▶ _Task directions_
From the listing below, pull out every line where the string "intro" appears.

Dataset items
—————
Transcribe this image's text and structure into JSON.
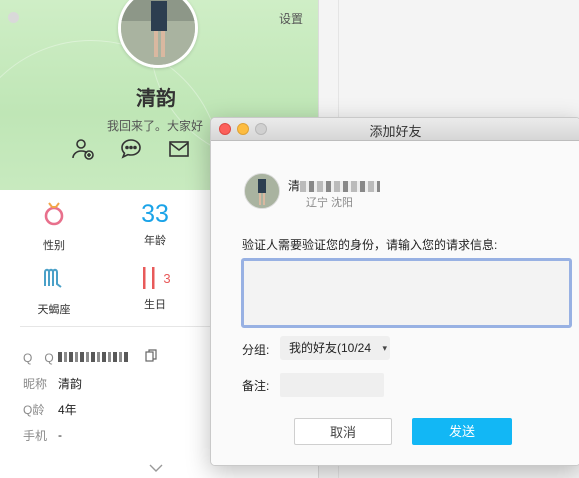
{
  "profile": {
    "settings_label": "设置",
    "nickname": "清韵",
    "signature": "我回来了。大家好",
    "actions": [
      {
        "icon": "add-friend-icon"
      },
      {
        "icon": "chat-bubble-icon"
      },
      {
        "icon": "mail-icon"
      }
    ],
    "tiles": [
      {
        "icon": "gender-female-icon",
        "label": "性别"
      },
      {
        "icon": "age-number",
        "value": "33",
        "label": "年龄"
      },
      {
        "icon": "scorpio-icon",
        "label": "天蝎座"
      },
      {
        "icon": "birthday-icon",
        "value": "3",
        "label": "生日"
      }
    ],
    "info": {
      "qq_key": "Q　Q",
      "nickname_key": "昵称",
      "nickname_val": "清韵",
      "qage_key": "Q龄",
      "qage_val": "4年",
      "phone_key": "手机",
      "phone_val": "-"
    }
  },
  "dialog": {
    "title": "添加好友",
    "user_name_prefix": "清",
    "user_location": "辽宁 沈阳",
    "prompt": "验证人需要验证您的身份，请输入您的请求信息:",
    "group_label": "分组:",
    "group_value": "我的好友(10/24",
    "remark_label": "备注:",
    "cancel_label": "取消",
    "send_label": "发送"
  },
  "colors": {
    "banner_green": "#c8eabf",
    "send_blue": "#12b7f5",
    "focus_border": "#98b1e3",
    "age_blue": "#1aa3e8",
    "birthday_red": "#e85a5a"
  }
}
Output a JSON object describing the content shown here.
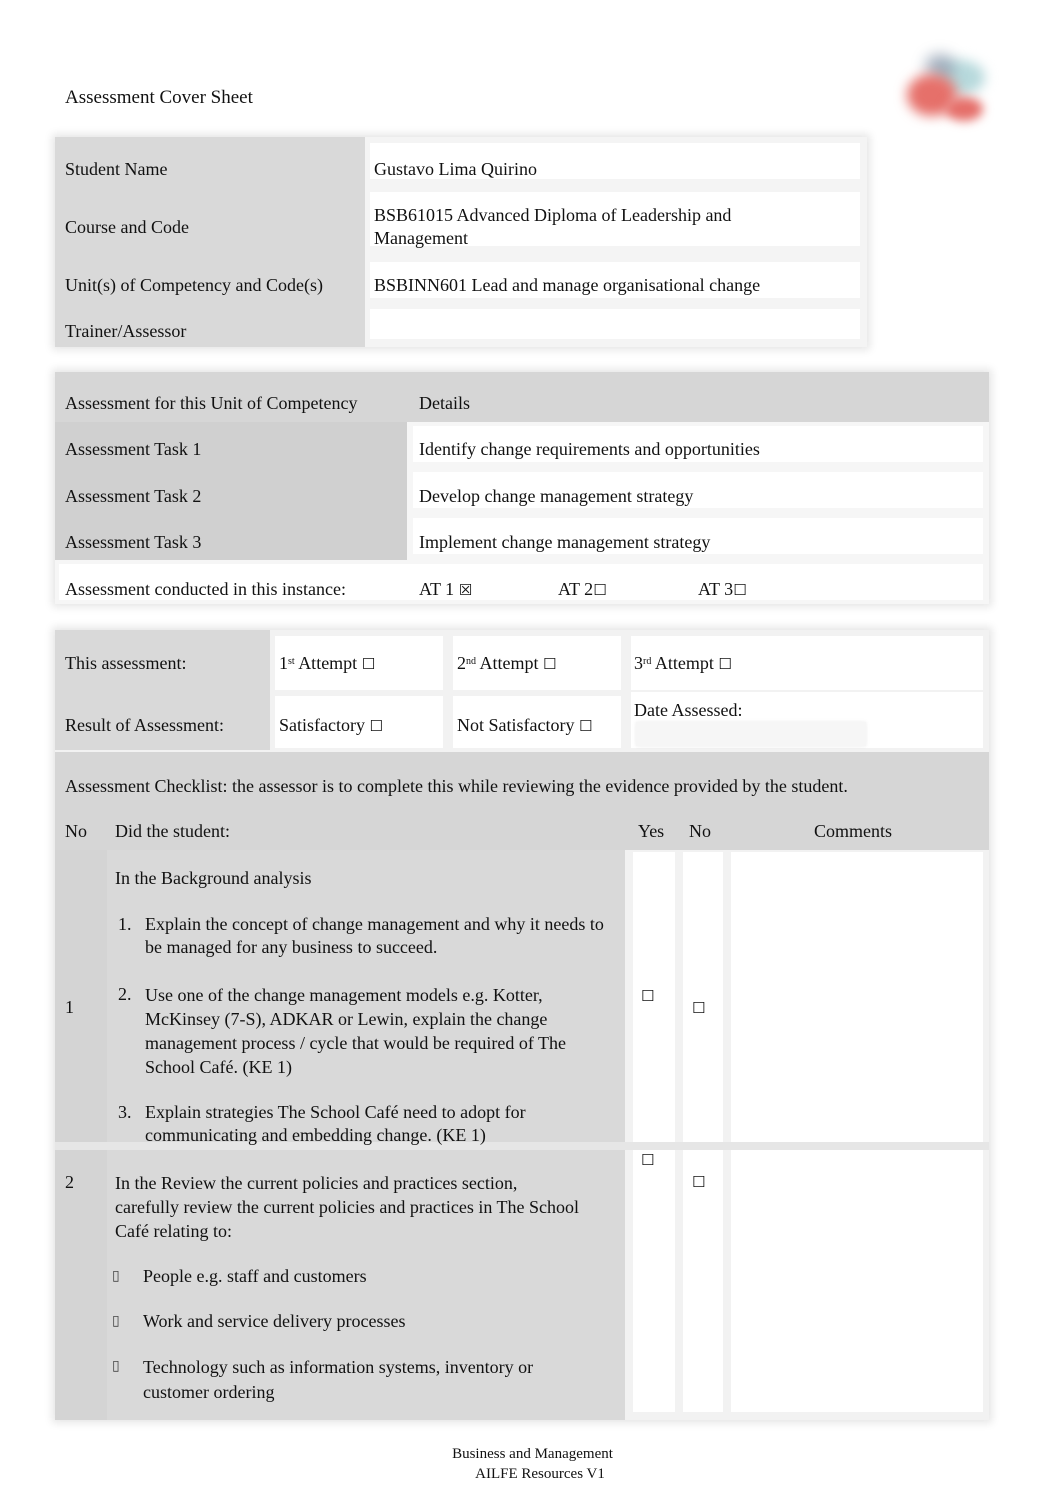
{
  "header": {
    "title": "Assessment Cover Sheet",
    "logo_icon": "organisation-logo-icon"
  },
  "student_info": {
    "rows": [
      {
        "label": "Student Name",
        "value": "Gustavo Lima Quirino"
      },
      {
        "label": "Course and Code",
        "value": "BSB61015 Advanced Diploma of Leadership and Management"
      },
      {
        "label": "Unit(s) of Competency and Code(s)",
        "value": "BSBINN601 Lead and manage organisational change"
      },
      {
        "label": "Trainer/Assessor",
        "value": ""
      }
    ]
  },
  "assessment_tasks": {
    "header_label": "Assessment for this Unit of Competency",
    "header_details": "Details",
    "tasks": [
      {
        "label": "Assessment Task 1",
        "details": "Identify change requirements and opportunities"
      },
      {
        "label": "Assessment Task 2",
        "details": "Develop change management strategy"
      },
      {
        "label": "Assessment Task 3",
        "details": "Implement change management strategy"
      }
    ],
    "conducted_label": "Assessment conducted in this instance:",
    "conducted_options": [
      {
        "label": "AT 1",
        "mark": "☒",
        "checked": true
      },
      {
        "label": "AT 2",
        "mark": "☐",
        "checked": false
      },
      {
        "label": "AT 3",
        "mark": "☐",
        "checked": false
      }
    ]
  },
  "attempt": {
    "label": "This assessment:",
    "options": [
      {
        "num": "1",
        "sup": "st",
        "text": "Attempt",
        "mark": "☐",
        "checked": false
      },
      {
        "num": "2",
        "sup": "nd",
        "text": "Attempt",
        "mark": "☐",
        "checked": false
      },
      {
        "num": "3",
        "sup": "rd",
        "text": "Attempt",
        "mark": "☐",
        "checked": false
      }
    ]
  },
  "result": {
    "label": "Result of Assessment:",
    "options": [
      {
        "text": "Satisfactory",
        "mark": "☐",
        "checked": false
      },
      {
        "text": "Not Satisfactory",
        "mark": "☐",
        "checked": false
      }
    ],
    "date_label": "Date Assessed:",
    "date_value": ""
  },
  "checklist": {
    "intro": "Assessment Checklist: the assessor is to complete this while reviewing the evidence provided by the student.",
    "columns": {
      "no": "No",
      "did": "Did the student:",
      "yes": "Yes",
      "no2": "No",
      "comments": "Comments"
    },
    "items": [
      {
        "no": "1",
        "intro": "In the Background analysis",
        "numbered": [
          {
            "n": "1.",
            "text": "Explain the concept of change management and why it needs to be managed for any business to succeed."
          },
          {
            "n": "2.",
            "text": "Use one of the change management models e.g. Kotter, McKinsey (7-S), ADKAR or Lewin, explain the change management process / cycle that would be required of The School Café. (KE 1)"
          },
          {
            "n": "3.",
            "text": "Explain strategies The School Café need to adopt for communicating and embedding change. (KE 1)"
          }
        ],
        "yes_mark": "☐",
        "no_mark": "☐",
        "comments": ""
      },
      {
        "no": "2",
        "intro": "In the Review the current policies and practices section, carefully review the current policies and practices in The School Café relating to:",
        "bullet_glyph": "▯",
        "bullets": [
          "People e.g. staff and customers",
          "Work and service delivery processes",
          "Technology such as information systems, inventory or customer ordering"
        ],
        "yes_mark": "☐",
        "no_mark": "☐",
        "comments": ""
      }
    ]
  },
  "footer": {
    "line1": "Business and Management",
    "line2": "AILFE Resources V1"
  }
}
—————
▶ _Response for this exercise_
    "intro": "Assessment Checklist: the assessor is to complete this while reviewing the evidence provided by the student.",
        "intro": "In the Background analysis",
        "intro": "In the Review the current policies and practices section, carefully review the current policies and practices in The School Café relating to:",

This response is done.